[Start]

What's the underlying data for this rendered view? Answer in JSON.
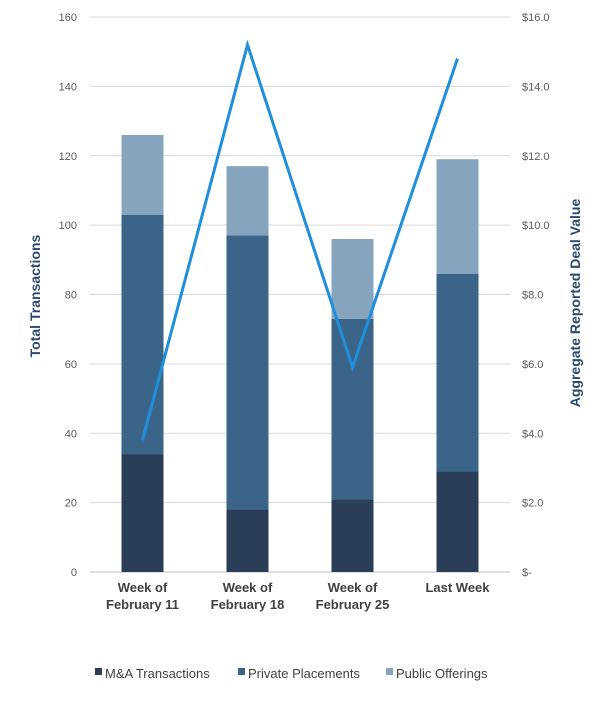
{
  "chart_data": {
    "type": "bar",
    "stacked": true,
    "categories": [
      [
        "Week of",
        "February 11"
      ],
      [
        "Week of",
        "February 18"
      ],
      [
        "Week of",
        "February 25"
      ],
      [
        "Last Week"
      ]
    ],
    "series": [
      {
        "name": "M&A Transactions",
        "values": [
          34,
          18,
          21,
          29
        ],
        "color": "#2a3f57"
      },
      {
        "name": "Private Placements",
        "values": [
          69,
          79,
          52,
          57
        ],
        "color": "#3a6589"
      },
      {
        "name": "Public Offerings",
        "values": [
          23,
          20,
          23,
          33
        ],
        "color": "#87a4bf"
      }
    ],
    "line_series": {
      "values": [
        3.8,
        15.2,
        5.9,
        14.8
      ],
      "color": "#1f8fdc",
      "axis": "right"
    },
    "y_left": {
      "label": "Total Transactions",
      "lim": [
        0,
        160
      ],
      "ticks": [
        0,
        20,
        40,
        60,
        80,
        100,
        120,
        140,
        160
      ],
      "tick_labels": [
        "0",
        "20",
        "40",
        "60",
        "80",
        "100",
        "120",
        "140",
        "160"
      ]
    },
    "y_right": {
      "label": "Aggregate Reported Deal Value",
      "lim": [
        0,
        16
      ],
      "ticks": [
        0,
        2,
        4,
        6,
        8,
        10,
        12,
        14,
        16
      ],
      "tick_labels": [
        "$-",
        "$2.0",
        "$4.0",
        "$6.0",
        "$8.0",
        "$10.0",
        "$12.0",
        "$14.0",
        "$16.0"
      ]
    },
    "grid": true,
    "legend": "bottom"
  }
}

[End]
[Start]

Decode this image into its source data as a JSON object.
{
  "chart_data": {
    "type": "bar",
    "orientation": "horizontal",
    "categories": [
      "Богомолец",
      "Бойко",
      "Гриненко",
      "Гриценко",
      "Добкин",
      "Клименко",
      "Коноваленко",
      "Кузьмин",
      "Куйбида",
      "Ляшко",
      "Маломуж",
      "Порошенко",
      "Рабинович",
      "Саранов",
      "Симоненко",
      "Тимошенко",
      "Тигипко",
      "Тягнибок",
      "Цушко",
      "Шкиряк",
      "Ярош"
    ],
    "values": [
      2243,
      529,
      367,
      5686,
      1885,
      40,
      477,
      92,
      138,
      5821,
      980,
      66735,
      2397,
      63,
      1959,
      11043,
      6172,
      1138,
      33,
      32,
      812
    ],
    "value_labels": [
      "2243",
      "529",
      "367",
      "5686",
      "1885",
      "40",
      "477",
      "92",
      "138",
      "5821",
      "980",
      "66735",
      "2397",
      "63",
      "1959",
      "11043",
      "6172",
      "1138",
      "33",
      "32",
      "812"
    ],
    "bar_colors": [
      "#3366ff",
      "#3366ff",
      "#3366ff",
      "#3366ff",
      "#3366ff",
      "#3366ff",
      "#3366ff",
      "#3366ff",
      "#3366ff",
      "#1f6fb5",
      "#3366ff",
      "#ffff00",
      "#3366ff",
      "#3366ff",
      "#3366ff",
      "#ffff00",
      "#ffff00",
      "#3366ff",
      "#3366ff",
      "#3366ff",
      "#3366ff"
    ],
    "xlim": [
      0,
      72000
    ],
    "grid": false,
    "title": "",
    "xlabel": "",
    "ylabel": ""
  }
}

[End]

| The request |
Among the records above, find each line holding the string "this" and pull it out.

| Answer in full |
What's the underlying data for this rendered view? Answer in JSON.
Decode this image into its source data as a JSON object.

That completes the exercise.